— START OF INPUT FOR THIS TASK —
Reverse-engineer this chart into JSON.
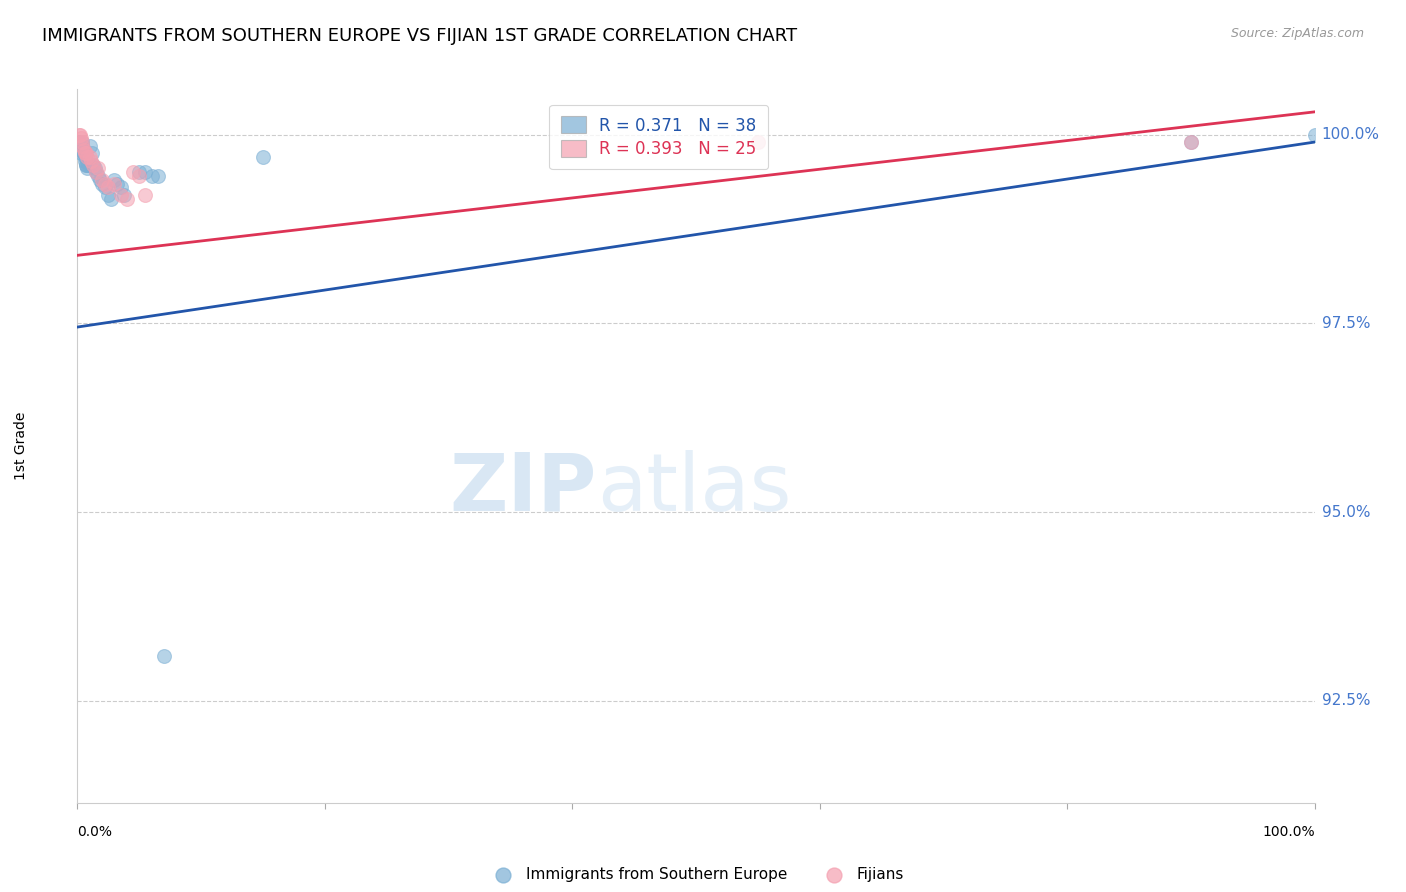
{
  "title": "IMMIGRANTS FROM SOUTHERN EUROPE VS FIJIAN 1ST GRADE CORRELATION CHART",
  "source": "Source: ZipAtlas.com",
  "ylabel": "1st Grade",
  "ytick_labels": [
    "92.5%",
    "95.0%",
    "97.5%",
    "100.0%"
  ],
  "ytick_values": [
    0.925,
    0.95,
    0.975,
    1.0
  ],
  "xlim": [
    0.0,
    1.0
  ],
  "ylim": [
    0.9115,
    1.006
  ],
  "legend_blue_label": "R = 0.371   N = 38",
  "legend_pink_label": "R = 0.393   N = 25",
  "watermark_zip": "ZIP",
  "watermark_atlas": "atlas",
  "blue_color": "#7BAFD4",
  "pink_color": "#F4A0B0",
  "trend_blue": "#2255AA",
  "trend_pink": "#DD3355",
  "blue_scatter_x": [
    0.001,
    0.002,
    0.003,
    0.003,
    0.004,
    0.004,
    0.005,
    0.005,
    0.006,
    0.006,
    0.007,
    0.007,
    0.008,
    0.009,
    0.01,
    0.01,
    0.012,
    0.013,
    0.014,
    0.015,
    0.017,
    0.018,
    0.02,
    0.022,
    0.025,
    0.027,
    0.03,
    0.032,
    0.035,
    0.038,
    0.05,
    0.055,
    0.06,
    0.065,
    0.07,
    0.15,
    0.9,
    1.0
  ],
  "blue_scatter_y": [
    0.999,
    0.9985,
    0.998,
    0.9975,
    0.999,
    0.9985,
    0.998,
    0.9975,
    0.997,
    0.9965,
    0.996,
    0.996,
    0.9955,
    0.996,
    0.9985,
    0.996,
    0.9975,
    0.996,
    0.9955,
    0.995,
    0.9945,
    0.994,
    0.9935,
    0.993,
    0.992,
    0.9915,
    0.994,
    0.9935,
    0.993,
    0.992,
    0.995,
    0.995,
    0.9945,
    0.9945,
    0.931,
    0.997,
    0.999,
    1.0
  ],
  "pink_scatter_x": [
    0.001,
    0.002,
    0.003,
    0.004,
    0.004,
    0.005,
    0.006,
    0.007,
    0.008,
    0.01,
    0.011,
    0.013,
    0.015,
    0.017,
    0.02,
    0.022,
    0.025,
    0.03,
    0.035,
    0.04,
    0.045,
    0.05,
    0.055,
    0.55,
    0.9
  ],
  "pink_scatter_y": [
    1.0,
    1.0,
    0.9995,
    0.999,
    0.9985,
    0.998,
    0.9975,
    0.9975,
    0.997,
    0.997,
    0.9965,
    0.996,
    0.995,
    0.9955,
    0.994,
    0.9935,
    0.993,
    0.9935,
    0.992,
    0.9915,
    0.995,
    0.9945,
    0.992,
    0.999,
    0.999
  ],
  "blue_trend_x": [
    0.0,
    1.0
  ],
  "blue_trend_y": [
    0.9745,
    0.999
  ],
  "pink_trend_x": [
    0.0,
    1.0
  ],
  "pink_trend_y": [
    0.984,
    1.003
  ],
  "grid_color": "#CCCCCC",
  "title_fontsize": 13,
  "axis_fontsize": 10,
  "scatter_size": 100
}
— END OF INPUT FOR THIS TASK —
Reproduce each line word for word and drop the pictures.

RESPONSE TO THIS TASK:
Reverse-engineer this chart into JSON.
{
  "title": "IMMIGRANTS FROM SOUTHERN EUROPE VS FIJIAN 1ST GRADE CORRELATION CHART",
  "source": "Source: ZipAtlas.com",
  "ylabel": "1st Grade",
  "ytick_labels": [
    "92.5%",
    "95.0%",
    "97.5%",
    "100.0%"
  ],
  "ytick_values": [
    0.925,
    0.95,
    0.975,
    1.0
  ],
  "xlim": [
    0.0,
    1.0
  ],
  "ylim": [
    0.9115,
    1.006
  ],
  "legend_blue_label": "R = 0.371   N = 38",
  "legend_pink_label": "R = 0.393   N = 25",
  "watermark_zip": "ZIP",
  "watermark_atlas": "atlas",
  "blue_color": "#7BAFD4",
  "pink_color": "#F4A0B0",
  "trend_blue": "#2255AA",
  "trend_pink": "#DD3355",
  "blue_scatter_x": [
    0.001,
    0.002,
    0.003,
    0.003,
    0.004,
    0.004,
    0.005,
    0.005,
    0.006,
    0.006,
    0.007,
    0.007,
    0.008,
    0.009,
    0.01,
    0.01,
    0.012,
    0.013,
    0.014,
    0.015,
    0.017,
    0.018,
    0.02,
    0.022,
    0.025,
    0.027,
    0.03,
    0.032,
    0.035,
    0.038,
    0.05,
    0.055,
    0.06,
    0.065,
    0.07,
    0.15,
    0.9,
    1.0
  ],
  "blue_scatter_y": [
    0.999,
    0.9985,
    0.998,
    0.9975,
    0.999,
    0.9985,
    0.998,
    0.9975,
    0.997,
    0.9965,
    0.996,
    0.996,
    0.9955,
    0.996,
    0.9985,
    0.996,
    0.9975,
    0.996,
    0.9955,
    0.995,
    0.9945,
    0.994,
    0.9935,
    0.993,
    0.992,
    0.9915,
    0.994,
    0.9935,
    0.993,
    0.992,
    0.995,
    0.995,
    0.9945,
    0.9945,
    0.931,
    0.997,
    0.999,
    1.0
  ],
  "pink_scatter_x": [
    0.001,
    0.002,
    0.003,
    0.004,
    0.004,
    0.005,
    0.006,
    0.007,
    0.008,
    0.01,
    0.011,
    0.013,
    0.015,
    0.017,
    0.02,
    0.022,
    0.025,
    0.03,
    0.035,
    0.04,
    0.045,
    0.05,
    0.055,
    0.55,
    0.9
  ],
  "pink_scatter_y": [
    1.0,
    1.0,
    0.9995,
    0.999,
    0.9985,
    0.998,
    0.9975,
    0.9975,
    0.997,
    0.997,
    0.9965,
    0.996,
    0.995,
    0.9955,
    0.994,
    0.9935,
    0.993,
    0.9935,
    0.992,
    0.9915,
    0.995,
    0.9945,
    0.992,
    0.999,
    0.999
  ],
  "blue_trend_x": [
    0.0,
    1.0
  ],
  "blue_trend_y": [
    0.9745,
    0.999
  ],
  "pink_trend_x": [
    0.0,
    1.0
  ],
  "pink_trend_y": [
    0.984,
    1.003
  ],
  "grid_color": "#CCCCCC",
  "title_fontsize": 13,
  "axis_fontsize": 10,
  "scatter_size": 100
}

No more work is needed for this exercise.